PROBLEM TO WORK ON:
Print the listing below in its entirety, character for character.

--- begin ---

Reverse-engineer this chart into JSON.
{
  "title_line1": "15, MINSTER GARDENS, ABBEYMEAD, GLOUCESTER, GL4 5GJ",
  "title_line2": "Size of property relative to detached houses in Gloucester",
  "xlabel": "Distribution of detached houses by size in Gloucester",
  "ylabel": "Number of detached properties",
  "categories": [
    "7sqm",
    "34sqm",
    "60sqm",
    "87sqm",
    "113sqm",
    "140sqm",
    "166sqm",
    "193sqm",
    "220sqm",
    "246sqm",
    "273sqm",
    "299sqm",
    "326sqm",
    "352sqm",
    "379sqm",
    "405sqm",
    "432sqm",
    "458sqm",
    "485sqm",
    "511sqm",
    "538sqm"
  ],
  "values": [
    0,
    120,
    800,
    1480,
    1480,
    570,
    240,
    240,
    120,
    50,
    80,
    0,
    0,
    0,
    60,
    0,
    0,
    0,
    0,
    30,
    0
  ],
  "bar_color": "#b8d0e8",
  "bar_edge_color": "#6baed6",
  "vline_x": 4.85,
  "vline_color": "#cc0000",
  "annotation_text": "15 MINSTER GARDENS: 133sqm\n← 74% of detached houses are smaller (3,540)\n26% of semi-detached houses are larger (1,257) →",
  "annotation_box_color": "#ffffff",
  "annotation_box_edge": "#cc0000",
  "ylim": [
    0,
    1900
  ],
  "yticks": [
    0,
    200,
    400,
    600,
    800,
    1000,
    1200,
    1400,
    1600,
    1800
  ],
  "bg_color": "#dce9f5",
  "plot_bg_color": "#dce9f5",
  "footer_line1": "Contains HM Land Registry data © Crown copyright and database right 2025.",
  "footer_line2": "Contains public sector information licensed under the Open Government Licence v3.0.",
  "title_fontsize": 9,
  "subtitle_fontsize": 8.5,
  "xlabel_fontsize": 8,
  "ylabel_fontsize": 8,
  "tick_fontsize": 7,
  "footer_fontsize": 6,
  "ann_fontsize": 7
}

--- end ---

RESULT BELOW:
Reverse-engineer this chart into JSON.
{
  "title_line1": "15, MINSTER GARDENS, ABBEYMEAD, GLOUCESTER, GL4 5GJ",
  "title_line2": "Size of property relative to detached houses in Gloucester",
  "xlabel": "Distribution of detached houses by size in Gloucester",
  "ylabel": "Number of detached properties",
  "categories": [
    "7sqm",
    "34sqm",
    "60sqm",
    "87sqm",
    "113sqm",
    "140sqm",
    "166sqm",
    "193sqm",
    "220sqm",
    "246sqm",
    "273sqm",
    "299sqm",
    "326sqm",
    "352sqm",
    "379sqm",
    "405sqm",
    "432sqm",
    "458sqm",
    "485sqm",
    "511sqm",
    "538sqm"
  ],
  "values": [
    0,
    120,
    800,
    1480,
    1480,
    570,
    240,
    240,
    120,
    50,
    80,
    0,
    0,
    0,
    60,
    0,
    0,
    0,
    0,
    30,
    0
  ],
  "bar_color": "#b8d0e8",
  "bar_edge_color": "#6baed6",
  "vline_x": 4.85,
  "vline_color": "#cc0000",
  "annotation_text": "15 MINSTER GARDENS: 133sqm\n← 74% of detached houses are smaller (3,540)\n26% of semi-detached houses are larger (1,257) →",
  "annotation_box_color": "#ffffff",
  "annotation_box_edge": "#cc0000",
  "ylim": [
    0,
    1900
  ],
  "yticks": [
    0,
    200,
    400,
    600,
    800,
    1000,
    1200,
    1400,
    1600,
    1800
  ],
  "bg_color": "#dce9f5",
  "plot_bg_color": "#dce9f5",
  "footer_line1": "Contains HM Land Registry data © Crown copyright and database right 2025.",
  "footer_line2": "Contains public sector information licensed under the Open Government Licence v3.0.",
  "title_fontsize": 9,
  "subtitle_fontsize": 8.5,
  "xlabel_fontsize": 8,
  "ylabel_fontsize": 8,
  "tick_fontsize": 7,
  "footer_fontsize": 6,
  "ann_fontsize": 7
}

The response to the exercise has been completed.